### Aim of the exercise
An exact copy of every record is needed.
— Start Data listing —
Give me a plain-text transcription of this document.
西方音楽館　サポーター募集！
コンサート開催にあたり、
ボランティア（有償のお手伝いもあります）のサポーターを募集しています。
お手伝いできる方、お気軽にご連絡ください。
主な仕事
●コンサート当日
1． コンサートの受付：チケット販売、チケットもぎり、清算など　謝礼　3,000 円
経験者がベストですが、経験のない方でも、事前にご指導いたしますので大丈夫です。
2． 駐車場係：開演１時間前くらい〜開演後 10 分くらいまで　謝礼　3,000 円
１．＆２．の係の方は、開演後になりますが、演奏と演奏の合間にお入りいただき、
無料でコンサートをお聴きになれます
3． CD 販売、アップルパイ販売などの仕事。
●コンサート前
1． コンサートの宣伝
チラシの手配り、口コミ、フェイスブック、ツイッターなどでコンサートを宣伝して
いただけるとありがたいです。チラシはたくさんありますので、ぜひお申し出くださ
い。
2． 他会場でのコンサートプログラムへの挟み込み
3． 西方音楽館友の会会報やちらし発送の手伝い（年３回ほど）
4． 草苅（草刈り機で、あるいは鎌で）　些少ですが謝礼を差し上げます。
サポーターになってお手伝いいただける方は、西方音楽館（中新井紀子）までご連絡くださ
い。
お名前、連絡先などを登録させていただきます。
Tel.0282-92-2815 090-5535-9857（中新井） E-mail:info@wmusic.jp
— End Data listing —
### Solution to this task
Give me a plain-text transcription of this document.
西方音楽館　サポーター募集！
コンサート開催にあたり、
ボランティア（有償のお手伝いもあります）のサポーターを募集しています。
お手伝いできる方、お気軽にご連絡ください。
主な仕事
●コンサート当日
1． コンサートの受付：チケット販売、チケットもぎり、清算など　謝礼　3,000 円
経験者がベストですが、経験のない方でも、事前にご指導いたしますので大丈夫です。
2． 駐車場係：開演１時間前くらい〜開演後 10 分くらいまで　謝礼　3,000 円
１．＆２．の係の方は、開演後になりますが、演奏と演奏の合間にお入りいただき、
無料でコンサートをお聴きになれます
3． CD 販売、アップルパイ販売などの仕事。
●コンサート前
1． コンサートの宣伝
チラシの手配り、口コミ、フェイスブック、ツイッターなどでコンサートを宣伝して
いただけるとありがたいです。チラシはたくさんありますので、ぜひお申し出くださ
い。
2． 他会場でのコンサートプログラムへの挟み込み
3． 西方音楽館友の会会報やちらし発送の手伝い（年３回ほど）
4． 草苅（草刈り機で、あるいは鎌で）　些少ですが謝礼を差し上げます。
サポーターになってお手伝いいただける方は、西方音楽館（中新井紀子）までご連絡くださ
い。
お名前、連絡先などを登録させていただきます。
Tel.0282-92-2815 090-5535-9857（中新井） E-mail:info@wmusic.jp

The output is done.